What needs to be done>
Give the number of lines below that hold "pvalue", and only that.
------------------------------------------------
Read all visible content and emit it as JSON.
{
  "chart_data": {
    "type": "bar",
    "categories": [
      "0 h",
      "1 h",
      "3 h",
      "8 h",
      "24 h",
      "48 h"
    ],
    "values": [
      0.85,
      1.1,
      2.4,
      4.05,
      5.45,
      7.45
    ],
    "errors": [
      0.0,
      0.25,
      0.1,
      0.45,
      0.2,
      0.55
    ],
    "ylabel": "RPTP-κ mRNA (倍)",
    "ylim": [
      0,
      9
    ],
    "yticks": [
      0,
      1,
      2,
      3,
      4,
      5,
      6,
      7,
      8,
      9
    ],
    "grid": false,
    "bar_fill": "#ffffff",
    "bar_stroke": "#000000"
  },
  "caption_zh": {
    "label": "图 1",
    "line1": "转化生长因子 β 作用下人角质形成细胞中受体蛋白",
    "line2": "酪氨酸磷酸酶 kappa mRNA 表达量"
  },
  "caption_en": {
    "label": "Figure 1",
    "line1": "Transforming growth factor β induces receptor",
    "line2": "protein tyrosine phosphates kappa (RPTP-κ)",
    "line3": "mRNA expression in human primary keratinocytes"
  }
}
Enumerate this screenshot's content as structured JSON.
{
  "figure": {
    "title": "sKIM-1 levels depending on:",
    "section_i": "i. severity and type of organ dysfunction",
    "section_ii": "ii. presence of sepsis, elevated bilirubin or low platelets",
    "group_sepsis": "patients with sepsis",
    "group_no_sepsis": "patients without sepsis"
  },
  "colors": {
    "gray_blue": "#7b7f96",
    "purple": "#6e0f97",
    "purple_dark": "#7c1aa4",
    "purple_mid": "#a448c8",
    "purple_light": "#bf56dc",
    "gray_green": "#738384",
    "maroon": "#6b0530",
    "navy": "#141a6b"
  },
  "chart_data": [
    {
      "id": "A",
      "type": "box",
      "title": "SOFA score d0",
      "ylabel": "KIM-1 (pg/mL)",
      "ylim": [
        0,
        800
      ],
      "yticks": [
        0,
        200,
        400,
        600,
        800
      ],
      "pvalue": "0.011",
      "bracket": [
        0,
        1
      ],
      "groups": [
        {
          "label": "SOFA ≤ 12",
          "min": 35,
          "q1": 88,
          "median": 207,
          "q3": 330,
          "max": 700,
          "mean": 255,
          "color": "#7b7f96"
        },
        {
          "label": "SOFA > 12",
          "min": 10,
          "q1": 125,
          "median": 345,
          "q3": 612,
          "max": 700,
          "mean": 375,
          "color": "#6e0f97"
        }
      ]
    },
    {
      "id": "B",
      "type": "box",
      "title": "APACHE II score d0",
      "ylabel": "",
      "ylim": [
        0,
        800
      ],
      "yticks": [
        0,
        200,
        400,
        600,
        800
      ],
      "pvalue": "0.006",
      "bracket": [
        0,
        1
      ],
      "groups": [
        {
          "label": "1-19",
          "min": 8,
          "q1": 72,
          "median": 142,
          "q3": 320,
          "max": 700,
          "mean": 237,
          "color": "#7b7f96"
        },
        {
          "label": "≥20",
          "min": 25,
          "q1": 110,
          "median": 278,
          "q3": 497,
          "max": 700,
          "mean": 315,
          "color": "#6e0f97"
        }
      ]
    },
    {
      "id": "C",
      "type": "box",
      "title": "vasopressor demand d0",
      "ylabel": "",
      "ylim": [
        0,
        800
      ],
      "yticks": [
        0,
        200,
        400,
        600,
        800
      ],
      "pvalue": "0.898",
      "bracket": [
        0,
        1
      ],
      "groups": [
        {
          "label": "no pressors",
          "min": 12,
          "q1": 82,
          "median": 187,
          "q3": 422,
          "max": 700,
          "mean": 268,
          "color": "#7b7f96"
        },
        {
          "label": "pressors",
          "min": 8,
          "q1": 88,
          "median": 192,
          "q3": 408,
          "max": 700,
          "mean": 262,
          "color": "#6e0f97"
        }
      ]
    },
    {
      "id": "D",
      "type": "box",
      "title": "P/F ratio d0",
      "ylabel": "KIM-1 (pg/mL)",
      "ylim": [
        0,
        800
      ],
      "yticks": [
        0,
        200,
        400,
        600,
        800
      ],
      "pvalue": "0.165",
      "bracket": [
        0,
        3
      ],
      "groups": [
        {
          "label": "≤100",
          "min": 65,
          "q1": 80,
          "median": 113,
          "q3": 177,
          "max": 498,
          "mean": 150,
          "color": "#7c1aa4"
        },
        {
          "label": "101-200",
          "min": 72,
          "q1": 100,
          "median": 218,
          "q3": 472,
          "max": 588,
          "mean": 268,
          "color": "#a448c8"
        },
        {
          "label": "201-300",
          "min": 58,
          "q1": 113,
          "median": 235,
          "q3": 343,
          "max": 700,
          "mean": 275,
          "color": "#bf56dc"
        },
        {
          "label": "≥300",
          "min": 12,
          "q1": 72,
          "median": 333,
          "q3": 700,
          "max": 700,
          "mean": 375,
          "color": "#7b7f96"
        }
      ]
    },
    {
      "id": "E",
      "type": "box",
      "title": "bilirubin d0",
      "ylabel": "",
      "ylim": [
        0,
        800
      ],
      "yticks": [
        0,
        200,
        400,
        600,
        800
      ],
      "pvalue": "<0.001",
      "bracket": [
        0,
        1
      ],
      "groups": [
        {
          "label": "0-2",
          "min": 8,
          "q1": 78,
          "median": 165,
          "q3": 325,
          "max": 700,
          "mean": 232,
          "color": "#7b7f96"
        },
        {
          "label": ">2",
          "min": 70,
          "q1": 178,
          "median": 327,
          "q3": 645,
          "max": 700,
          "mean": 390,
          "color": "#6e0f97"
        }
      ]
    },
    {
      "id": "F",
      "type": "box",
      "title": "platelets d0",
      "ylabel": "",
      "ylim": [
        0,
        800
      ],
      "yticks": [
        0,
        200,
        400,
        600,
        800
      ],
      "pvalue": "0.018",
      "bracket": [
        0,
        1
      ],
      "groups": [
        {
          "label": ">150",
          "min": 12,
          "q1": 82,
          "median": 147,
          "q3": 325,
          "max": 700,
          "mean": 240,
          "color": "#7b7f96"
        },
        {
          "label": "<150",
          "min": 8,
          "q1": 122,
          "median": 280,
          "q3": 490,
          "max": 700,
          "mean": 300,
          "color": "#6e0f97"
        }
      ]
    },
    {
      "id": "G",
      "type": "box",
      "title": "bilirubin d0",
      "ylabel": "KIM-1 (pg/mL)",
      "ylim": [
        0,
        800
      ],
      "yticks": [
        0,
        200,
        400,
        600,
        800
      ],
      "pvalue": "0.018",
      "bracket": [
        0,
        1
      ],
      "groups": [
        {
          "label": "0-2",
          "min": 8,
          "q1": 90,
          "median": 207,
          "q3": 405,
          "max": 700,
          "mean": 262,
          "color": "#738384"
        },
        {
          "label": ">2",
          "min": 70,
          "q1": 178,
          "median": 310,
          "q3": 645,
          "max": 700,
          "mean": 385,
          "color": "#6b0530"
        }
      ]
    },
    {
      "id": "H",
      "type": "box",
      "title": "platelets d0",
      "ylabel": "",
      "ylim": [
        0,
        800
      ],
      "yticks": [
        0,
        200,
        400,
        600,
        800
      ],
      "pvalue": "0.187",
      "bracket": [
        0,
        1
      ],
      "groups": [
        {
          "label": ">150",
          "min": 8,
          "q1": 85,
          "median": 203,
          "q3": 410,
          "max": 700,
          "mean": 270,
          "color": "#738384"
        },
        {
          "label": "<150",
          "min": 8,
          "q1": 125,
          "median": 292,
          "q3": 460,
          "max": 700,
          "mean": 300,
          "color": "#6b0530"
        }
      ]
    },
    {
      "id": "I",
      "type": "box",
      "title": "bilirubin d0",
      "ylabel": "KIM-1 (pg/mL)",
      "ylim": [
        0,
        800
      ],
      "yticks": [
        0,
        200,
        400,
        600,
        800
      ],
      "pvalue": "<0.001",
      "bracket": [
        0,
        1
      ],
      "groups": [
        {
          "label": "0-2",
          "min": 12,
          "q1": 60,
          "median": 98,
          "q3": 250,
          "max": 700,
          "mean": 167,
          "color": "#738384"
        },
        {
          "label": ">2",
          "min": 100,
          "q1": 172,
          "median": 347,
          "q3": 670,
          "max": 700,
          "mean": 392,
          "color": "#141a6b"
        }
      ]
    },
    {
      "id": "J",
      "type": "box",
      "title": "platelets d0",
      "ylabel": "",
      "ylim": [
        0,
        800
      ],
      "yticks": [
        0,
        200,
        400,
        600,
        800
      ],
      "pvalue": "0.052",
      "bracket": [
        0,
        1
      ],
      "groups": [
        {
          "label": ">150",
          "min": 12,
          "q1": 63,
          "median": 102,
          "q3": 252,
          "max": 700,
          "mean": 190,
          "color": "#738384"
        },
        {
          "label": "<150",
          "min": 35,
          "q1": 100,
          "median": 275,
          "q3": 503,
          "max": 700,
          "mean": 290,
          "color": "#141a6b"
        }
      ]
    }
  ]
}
------------------------------------------------
Task solution>
10